• Problem
Look through the material below. Copy every line with the string "BPTT" in it.

——

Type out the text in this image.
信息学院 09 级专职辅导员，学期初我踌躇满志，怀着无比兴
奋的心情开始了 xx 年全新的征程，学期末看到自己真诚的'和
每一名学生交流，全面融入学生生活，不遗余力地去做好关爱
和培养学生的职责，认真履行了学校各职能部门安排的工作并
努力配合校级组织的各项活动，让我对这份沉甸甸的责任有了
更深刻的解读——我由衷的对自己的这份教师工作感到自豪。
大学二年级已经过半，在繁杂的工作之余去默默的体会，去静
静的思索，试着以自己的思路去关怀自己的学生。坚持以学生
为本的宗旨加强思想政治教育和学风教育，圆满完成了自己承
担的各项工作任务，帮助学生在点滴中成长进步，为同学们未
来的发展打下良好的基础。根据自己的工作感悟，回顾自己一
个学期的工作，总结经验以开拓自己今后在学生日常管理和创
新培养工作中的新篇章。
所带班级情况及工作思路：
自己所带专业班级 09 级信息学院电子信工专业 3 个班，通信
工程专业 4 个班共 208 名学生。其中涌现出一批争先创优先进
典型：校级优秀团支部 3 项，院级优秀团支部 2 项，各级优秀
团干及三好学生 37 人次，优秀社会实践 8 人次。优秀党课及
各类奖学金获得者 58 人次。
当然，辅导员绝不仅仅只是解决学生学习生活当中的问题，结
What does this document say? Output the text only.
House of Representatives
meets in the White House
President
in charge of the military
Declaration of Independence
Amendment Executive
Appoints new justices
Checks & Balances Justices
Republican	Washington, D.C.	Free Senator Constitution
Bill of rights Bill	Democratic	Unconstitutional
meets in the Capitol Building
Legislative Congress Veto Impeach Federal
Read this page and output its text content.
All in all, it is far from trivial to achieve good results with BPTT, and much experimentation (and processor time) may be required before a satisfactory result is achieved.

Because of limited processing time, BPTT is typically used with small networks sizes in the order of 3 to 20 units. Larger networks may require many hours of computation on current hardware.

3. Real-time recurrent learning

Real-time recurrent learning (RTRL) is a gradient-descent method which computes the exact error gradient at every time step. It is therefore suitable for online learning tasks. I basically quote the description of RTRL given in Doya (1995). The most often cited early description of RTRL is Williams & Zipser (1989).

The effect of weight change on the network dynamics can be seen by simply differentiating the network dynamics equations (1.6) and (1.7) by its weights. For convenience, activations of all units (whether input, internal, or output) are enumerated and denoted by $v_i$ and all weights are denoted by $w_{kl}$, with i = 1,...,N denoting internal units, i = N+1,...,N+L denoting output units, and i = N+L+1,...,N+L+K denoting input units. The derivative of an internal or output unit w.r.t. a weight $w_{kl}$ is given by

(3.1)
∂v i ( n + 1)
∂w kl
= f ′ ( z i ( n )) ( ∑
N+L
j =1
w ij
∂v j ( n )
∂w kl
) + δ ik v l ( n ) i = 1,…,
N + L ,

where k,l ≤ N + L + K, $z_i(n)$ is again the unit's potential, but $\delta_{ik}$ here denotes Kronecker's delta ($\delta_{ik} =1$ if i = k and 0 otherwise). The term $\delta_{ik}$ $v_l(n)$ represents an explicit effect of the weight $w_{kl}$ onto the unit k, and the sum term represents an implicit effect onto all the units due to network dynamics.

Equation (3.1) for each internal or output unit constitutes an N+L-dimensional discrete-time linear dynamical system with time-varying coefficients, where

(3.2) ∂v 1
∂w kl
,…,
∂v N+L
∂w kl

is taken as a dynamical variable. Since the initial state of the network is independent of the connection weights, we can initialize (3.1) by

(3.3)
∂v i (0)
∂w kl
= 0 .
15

——

• Written solution
All in all, it is far from trivial to achieve good results with BPTT, and much experimentation (and processor time) may be required before a satisfactory result is achieved.
Because of limited processing time, BPTT is typically used with small networks sizes in the order of 3 to 20 units. Larger networks may require many hours of computation on current hardware.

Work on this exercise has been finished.